Set task: Select all lines in the records that include "something".

-------- Material shown --------

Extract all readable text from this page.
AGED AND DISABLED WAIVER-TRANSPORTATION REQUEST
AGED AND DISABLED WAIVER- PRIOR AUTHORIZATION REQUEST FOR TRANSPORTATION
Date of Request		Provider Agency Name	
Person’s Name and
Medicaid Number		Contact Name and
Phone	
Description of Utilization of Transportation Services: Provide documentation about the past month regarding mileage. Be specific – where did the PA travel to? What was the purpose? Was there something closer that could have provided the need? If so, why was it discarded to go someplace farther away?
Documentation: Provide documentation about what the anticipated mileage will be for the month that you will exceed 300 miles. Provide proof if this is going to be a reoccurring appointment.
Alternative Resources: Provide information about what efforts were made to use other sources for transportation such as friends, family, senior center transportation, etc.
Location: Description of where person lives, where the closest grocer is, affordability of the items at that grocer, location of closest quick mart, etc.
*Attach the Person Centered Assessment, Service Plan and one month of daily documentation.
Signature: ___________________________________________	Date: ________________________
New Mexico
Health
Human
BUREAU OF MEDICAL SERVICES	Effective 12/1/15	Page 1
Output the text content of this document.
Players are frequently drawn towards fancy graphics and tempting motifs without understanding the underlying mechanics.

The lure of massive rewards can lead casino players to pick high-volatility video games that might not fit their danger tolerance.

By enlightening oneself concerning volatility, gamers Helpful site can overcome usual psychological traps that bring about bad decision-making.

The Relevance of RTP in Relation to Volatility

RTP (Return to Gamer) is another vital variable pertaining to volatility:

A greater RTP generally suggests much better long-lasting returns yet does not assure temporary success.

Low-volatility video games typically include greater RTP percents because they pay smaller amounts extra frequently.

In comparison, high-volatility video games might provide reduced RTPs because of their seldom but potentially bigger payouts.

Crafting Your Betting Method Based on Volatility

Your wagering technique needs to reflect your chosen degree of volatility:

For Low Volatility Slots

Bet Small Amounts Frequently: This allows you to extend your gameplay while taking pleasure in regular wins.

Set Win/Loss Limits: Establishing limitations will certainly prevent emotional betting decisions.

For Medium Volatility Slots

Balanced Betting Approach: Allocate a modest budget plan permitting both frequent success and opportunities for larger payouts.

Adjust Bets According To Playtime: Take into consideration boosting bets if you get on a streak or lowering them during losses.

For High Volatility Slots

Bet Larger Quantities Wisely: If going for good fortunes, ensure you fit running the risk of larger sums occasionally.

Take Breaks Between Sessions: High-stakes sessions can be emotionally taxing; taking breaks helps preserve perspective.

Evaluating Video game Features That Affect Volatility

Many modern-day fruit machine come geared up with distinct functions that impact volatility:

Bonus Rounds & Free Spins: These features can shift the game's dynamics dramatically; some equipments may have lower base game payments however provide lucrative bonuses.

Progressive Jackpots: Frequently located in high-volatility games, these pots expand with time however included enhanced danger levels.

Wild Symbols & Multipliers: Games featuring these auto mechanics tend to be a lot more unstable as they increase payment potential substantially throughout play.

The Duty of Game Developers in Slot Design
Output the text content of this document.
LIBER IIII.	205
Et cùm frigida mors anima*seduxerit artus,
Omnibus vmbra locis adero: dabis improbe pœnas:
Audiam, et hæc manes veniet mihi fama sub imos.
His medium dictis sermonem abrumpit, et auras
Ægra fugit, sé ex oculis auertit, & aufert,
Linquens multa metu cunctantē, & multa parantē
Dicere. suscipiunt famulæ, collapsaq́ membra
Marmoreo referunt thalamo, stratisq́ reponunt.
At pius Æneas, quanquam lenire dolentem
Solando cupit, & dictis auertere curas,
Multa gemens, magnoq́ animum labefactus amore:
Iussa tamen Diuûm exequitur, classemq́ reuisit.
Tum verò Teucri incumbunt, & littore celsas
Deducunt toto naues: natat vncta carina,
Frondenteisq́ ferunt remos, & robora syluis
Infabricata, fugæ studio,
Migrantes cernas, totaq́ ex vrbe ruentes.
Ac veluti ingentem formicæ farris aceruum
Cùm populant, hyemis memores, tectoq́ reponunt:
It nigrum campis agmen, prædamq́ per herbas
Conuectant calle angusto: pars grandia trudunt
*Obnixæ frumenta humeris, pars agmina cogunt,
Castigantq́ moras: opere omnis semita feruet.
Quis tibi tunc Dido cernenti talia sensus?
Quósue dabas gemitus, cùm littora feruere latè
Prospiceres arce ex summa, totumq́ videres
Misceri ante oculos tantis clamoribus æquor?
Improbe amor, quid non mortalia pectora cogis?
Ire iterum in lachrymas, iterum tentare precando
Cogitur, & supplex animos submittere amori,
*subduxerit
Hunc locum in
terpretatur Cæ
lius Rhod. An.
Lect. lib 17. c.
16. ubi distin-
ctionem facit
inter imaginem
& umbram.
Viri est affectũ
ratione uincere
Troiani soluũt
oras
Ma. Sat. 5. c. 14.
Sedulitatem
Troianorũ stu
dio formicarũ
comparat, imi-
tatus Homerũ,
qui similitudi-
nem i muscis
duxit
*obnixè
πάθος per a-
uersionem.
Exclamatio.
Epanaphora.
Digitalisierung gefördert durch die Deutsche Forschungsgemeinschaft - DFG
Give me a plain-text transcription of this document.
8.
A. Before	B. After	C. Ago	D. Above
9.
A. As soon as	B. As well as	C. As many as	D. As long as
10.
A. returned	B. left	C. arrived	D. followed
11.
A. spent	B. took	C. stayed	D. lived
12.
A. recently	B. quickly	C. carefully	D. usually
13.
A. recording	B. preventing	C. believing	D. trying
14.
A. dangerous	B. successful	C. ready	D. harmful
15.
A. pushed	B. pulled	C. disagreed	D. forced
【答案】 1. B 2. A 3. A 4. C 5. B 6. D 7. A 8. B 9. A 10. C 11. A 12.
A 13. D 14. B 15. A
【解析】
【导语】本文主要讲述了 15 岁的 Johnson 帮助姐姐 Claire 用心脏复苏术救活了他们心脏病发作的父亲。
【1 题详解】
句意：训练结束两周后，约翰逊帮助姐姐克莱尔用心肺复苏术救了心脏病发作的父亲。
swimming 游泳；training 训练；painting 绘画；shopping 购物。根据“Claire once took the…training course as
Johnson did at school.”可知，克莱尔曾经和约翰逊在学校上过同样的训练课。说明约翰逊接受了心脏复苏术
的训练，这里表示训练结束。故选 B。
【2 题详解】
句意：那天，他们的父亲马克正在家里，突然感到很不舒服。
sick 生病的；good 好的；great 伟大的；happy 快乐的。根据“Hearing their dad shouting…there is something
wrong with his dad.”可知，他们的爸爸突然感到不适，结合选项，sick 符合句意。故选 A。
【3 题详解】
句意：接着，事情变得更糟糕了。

--------

Answer to this task:
Description of Utilization of Transportation Services: Provide documentation about the past month regarding mileage. Be specific – where did the PA travel to? What was the purpose? Was there something closer that could have provided the need? If so, why was it discarded to go someplace farther away?
sick 生病的；good 好的；great 伟大的；happy 快乐的。根据“Hearing their dad shouting…there is something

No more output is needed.